# Directive:
Work out how many lines in the entries contain the string "data", and give nothing but that number.
□ □ □ □ □
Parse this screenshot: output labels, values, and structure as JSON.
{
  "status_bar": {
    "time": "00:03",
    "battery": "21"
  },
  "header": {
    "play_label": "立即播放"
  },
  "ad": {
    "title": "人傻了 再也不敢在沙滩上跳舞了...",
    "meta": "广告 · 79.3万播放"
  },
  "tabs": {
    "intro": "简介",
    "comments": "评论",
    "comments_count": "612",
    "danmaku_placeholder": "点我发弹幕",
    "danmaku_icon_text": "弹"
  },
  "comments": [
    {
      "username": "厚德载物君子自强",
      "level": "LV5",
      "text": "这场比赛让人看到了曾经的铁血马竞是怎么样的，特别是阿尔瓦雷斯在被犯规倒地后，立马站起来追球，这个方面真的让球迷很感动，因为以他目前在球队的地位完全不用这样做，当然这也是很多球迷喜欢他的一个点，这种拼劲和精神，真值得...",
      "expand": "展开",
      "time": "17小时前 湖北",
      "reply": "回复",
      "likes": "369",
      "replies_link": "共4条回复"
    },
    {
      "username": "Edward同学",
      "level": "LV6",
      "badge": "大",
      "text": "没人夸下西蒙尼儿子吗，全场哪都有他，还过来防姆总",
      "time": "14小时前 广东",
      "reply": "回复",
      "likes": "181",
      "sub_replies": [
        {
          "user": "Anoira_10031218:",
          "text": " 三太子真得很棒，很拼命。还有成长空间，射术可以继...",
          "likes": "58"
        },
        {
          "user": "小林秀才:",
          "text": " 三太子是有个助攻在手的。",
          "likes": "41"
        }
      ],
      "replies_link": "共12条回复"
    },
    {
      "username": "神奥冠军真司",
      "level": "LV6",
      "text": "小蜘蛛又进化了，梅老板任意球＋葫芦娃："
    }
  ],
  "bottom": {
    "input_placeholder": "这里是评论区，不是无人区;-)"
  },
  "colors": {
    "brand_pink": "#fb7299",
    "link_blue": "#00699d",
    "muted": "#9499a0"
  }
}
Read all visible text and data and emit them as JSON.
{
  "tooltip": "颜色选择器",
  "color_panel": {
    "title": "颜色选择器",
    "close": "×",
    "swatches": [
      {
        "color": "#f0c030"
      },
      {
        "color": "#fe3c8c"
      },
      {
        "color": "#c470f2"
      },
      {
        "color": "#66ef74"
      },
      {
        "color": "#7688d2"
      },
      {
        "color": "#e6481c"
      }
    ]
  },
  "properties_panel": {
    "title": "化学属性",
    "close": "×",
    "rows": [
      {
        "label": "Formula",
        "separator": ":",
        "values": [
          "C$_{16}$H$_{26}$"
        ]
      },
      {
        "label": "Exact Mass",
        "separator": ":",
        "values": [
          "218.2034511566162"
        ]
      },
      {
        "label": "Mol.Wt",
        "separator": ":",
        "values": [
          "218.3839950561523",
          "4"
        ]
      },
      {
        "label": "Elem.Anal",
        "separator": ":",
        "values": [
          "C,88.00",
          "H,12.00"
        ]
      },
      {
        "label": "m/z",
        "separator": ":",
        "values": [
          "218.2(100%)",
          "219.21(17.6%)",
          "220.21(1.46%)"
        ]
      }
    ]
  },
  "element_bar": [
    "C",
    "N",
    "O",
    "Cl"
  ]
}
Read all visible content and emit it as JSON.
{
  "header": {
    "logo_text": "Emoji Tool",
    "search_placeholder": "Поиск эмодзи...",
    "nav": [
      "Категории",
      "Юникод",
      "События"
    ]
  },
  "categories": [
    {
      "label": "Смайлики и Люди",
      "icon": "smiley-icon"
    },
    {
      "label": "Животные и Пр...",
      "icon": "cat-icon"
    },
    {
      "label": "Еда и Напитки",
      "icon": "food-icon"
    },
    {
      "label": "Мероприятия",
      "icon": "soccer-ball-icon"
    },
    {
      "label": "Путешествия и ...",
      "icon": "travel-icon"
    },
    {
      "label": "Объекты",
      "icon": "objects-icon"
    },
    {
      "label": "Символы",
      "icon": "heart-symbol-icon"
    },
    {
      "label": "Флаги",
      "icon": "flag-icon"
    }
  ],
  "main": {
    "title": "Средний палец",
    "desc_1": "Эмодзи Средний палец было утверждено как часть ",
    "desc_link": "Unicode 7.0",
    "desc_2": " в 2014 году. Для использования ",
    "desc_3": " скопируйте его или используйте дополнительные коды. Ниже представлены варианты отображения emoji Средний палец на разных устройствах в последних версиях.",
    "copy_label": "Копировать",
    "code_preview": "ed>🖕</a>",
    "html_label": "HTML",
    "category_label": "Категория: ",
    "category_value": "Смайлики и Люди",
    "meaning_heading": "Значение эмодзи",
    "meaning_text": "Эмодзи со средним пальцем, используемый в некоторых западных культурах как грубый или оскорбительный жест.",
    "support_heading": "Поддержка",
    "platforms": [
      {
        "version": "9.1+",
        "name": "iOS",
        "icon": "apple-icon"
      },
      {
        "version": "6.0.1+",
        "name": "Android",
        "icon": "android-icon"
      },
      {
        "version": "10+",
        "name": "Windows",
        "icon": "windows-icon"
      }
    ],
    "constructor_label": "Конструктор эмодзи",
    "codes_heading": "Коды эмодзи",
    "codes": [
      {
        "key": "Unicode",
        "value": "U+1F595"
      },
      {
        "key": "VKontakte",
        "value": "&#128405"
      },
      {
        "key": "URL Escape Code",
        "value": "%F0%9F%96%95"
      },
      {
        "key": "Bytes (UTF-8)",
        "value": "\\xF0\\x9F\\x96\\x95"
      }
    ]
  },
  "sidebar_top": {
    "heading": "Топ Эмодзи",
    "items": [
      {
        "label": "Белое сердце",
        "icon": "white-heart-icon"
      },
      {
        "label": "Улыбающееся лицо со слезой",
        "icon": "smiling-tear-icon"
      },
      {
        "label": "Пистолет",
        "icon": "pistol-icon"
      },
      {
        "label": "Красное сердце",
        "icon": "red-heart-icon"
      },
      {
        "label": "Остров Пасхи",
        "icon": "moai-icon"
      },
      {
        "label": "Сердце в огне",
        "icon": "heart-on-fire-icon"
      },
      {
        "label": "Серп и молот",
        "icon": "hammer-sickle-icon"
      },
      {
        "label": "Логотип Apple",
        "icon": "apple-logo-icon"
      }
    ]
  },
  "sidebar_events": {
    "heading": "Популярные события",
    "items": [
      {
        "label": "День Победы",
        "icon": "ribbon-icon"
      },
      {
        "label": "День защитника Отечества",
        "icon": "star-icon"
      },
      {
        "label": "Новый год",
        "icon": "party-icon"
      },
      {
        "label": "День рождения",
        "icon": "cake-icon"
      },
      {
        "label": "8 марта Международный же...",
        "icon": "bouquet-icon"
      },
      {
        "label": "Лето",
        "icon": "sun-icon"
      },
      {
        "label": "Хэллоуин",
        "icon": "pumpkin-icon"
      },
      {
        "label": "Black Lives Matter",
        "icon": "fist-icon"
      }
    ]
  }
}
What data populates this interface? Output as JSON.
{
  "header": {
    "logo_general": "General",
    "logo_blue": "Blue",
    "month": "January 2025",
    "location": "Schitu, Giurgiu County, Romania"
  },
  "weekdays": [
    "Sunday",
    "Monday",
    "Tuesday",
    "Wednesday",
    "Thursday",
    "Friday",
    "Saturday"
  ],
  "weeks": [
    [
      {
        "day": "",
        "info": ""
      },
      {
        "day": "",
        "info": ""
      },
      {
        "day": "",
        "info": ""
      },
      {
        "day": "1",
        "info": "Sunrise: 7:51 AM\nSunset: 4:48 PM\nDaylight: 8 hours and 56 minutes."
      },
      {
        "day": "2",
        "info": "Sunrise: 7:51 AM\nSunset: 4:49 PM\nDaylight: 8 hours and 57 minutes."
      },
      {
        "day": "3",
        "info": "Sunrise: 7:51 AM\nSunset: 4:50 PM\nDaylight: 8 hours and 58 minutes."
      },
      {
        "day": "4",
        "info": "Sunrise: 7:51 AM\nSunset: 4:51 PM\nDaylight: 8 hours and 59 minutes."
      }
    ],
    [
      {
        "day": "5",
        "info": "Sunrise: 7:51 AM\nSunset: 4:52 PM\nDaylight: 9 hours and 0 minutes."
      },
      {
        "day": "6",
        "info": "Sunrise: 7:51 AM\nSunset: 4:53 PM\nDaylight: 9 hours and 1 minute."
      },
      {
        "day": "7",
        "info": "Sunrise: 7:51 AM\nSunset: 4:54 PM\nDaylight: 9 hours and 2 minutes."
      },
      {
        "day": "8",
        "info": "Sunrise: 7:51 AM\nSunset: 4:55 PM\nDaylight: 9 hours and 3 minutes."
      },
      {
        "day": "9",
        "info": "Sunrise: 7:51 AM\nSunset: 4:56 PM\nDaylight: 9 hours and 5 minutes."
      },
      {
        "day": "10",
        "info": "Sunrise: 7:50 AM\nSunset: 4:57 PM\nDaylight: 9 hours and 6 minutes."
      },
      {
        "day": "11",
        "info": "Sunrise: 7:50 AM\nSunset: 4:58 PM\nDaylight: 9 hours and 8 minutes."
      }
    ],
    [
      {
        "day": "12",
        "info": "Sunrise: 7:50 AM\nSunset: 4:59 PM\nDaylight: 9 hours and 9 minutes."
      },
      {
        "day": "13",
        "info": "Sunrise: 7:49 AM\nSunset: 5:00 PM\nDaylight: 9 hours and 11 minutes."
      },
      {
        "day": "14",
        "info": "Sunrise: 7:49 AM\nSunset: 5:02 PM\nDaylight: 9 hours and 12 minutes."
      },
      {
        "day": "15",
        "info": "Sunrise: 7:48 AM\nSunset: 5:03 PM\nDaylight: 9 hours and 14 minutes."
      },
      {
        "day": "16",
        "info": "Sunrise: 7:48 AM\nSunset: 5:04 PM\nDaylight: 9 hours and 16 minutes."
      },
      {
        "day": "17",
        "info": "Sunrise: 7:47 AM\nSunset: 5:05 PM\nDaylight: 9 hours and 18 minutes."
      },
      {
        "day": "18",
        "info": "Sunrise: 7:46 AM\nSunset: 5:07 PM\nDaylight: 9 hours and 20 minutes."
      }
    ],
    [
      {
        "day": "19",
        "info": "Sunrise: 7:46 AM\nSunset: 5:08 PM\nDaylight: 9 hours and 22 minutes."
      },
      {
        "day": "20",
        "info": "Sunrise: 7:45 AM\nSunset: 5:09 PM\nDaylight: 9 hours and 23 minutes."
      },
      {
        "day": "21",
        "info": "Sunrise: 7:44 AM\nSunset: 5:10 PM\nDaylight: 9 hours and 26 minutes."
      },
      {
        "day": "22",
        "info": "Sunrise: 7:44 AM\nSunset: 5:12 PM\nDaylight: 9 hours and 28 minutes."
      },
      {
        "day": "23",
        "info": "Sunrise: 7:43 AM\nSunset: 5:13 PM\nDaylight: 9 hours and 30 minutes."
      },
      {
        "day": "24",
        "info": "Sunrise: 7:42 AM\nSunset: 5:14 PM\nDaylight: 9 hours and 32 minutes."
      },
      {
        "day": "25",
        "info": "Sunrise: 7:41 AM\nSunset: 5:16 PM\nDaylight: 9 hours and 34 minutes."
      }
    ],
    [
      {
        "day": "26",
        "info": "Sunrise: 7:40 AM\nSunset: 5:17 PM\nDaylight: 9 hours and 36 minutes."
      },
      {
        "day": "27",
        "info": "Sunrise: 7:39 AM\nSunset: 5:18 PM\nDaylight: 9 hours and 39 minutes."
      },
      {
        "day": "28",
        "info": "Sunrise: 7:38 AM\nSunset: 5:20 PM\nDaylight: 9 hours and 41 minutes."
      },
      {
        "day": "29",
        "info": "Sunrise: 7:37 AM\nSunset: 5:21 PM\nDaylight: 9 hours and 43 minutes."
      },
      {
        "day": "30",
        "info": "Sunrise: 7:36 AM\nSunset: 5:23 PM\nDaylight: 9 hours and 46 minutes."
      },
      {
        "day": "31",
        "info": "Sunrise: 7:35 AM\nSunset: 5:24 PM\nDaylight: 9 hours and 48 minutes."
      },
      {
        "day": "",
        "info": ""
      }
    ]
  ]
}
□ □ □ □ □
# Solution for this exercise:
2